Copy each line containing the word "Education" from the records that follow, please.

## Input rows:
BEGIN

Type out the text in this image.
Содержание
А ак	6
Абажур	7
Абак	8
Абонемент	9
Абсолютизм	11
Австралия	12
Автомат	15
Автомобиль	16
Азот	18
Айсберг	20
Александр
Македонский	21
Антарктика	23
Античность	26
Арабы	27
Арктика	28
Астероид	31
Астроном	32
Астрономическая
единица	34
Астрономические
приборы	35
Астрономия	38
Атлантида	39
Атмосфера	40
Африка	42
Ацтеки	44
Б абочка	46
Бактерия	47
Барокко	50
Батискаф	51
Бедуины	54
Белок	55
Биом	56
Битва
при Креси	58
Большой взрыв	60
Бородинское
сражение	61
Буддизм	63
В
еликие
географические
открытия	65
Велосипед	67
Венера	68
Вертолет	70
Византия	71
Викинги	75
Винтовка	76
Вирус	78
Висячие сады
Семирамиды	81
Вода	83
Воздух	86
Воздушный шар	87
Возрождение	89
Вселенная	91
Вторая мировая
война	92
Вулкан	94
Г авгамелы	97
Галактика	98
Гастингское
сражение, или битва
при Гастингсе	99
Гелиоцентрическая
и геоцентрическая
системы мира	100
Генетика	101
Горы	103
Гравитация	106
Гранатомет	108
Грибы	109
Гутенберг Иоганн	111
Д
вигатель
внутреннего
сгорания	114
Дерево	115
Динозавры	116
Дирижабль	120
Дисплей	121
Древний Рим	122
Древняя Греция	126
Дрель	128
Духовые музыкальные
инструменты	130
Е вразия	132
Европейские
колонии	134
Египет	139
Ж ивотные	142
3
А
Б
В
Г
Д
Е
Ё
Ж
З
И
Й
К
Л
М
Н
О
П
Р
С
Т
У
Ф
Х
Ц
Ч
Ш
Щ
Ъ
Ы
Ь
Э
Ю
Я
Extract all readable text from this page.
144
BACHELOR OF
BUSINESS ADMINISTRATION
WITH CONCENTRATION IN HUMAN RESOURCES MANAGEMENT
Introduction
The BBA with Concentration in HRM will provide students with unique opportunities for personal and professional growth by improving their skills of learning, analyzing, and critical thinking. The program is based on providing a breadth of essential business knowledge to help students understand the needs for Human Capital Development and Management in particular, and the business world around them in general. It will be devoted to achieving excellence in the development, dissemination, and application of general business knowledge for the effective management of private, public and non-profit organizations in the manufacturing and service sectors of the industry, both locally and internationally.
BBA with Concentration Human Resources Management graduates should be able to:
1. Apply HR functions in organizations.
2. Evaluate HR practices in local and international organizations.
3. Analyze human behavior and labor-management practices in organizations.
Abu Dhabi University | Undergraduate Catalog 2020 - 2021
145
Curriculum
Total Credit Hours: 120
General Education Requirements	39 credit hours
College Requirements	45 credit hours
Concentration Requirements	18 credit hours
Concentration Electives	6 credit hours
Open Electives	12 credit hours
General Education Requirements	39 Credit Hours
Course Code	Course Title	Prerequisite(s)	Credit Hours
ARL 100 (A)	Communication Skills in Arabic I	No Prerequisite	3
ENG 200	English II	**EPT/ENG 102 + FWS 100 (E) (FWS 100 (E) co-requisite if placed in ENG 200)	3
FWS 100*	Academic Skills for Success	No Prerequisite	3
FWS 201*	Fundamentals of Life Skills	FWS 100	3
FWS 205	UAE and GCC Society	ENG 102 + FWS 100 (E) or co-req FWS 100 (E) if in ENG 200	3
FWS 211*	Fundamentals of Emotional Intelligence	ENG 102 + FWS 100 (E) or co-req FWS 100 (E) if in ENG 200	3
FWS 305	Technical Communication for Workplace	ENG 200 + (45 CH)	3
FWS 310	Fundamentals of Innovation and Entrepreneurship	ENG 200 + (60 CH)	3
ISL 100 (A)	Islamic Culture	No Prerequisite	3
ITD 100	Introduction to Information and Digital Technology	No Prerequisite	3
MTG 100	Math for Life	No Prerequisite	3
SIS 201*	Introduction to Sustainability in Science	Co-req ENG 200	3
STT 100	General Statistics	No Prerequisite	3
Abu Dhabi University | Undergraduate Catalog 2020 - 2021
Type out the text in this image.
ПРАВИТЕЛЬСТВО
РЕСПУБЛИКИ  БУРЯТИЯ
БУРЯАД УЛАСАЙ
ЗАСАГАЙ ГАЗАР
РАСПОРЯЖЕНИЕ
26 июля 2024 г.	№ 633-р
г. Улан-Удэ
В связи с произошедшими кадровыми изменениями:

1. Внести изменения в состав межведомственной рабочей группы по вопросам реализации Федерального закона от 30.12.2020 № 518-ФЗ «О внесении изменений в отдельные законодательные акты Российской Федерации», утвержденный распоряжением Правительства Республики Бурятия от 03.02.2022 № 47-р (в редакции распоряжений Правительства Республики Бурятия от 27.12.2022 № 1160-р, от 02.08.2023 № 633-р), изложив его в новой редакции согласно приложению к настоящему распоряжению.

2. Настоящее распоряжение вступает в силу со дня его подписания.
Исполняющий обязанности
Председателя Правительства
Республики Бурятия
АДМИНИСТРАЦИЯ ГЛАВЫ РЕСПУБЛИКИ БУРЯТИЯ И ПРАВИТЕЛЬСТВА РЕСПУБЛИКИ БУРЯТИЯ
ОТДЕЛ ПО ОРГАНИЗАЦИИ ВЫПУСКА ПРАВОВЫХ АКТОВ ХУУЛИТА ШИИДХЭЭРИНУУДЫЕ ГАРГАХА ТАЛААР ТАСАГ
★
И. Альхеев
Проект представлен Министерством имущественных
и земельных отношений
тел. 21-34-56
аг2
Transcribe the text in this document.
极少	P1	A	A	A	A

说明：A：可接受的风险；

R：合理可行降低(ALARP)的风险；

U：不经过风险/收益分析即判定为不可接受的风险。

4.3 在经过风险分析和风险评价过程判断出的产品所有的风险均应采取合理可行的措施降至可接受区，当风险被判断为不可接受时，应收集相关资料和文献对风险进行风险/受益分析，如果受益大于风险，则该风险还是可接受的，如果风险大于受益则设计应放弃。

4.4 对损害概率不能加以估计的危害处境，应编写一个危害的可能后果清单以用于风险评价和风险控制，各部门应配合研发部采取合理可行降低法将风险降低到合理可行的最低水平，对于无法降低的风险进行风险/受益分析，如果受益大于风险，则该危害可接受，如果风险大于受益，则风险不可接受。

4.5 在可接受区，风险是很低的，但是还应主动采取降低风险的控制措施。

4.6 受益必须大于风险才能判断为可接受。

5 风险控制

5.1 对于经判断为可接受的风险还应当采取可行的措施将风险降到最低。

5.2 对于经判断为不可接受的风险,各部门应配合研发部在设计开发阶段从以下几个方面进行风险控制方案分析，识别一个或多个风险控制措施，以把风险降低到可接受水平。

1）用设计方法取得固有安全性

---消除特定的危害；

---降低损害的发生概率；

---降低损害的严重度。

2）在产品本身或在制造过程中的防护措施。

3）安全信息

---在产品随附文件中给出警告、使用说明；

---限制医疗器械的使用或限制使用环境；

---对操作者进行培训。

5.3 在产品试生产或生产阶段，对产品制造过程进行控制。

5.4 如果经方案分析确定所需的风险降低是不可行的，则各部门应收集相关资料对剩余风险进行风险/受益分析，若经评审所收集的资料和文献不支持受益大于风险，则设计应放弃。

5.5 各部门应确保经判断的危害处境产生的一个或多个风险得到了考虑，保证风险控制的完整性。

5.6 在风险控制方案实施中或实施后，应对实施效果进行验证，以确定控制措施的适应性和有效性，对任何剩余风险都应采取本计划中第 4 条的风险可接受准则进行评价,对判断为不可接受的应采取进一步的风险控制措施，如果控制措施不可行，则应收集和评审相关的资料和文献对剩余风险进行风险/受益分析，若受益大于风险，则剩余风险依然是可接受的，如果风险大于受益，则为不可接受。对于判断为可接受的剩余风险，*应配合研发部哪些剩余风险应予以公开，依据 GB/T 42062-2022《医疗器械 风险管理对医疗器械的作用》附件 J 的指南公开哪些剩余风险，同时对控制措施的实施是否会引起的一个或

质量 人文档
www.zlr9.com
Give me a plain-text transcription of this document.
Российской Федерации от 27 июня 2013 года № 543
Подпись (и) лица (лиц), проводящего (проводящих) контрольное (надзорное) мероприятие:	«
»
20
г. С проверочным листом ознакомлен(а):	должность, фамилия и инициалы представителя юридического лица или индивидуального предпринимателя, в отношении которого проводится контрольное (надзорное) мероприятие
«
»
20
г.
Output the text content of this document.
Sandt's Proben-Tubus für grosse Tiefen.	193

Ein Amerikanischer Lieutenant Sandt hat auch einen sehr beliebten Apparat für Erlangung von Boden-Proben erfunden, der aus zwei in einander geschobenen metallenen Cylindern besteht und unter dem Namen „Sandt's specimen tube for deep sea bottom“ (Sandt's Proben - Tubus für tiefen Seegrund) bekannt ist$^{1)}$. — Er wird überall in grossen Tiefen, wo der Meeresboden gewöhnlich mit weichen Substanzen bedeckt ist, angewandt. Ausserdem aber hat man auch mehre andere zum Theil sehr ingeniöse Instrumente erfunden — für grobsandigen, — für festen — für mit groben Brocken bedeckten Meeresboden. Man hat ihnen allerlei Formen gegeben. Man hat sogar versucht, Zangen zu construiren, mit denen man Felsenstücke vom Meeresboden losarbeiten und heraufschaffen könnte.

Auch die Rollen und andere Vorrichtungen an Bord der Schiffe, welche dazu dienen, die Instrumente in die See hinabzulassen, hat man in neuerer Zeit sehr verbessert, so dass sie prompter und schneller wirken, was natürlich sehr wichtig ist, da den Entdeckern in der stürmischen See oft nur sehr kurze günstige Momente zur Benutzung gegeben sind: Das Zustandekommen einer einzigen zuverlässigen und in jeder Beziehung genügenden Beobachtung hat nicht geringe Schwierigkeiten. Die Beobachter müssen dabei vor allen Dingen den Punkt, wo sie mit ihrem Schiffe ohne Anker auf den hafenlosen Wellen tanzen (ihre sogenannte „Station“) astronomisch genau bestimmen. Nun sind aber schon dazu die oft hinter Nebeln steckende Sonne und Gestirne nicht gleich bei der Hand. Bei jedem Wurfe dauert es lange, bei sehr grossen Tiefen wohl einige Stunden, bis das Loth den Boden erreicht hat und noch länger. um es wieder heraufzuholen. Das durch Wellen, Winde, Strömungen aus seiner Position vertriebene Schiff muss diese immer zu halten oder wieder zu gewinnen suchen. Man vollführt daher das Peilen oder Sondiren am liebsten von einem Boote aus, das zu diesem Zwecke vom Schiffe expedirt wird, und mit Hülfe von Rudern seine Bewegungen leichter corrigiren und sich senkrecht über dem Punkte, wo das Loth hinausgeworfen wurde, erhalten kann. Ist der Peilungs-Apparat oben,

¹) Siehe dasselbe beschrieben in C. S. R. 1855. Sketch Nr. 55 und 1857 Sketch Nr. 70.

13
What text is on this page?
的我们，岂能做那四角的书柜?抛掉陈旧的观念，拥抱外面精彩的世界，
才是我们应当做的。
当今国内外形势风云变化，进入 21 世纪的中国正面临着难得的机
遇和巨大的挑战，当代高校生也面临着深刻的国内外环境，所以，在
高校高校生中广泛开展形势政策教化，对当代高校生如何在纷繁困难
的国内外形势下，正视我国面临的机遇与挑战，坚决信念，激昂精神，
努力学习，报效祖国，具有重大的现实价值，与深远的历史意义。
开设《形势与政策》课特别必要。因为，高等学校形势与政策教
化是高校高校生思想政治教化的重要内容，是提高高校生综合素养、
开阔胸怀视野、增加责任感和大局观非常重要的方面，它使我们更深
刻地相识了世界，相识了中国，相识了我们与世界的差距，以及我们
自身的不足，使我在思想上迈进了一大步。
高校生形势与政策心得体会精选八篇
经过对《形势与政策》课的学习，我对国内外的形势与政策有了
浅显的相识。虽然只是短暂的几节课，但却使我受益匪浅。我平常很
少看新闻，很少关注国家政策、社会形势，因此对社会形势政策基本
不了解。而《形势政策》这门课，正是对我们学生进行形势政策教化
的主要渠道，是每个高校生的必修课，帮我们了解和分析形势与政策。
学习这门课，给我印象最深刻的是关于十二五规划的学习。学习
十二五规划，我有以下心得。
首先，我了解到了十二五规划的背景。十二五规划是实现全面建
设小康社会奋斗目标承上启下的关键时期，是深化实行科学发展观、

END

## Solution for this exercise:
General Education Requirements	39 credit hours
General Education Requirements	39 Credit Hours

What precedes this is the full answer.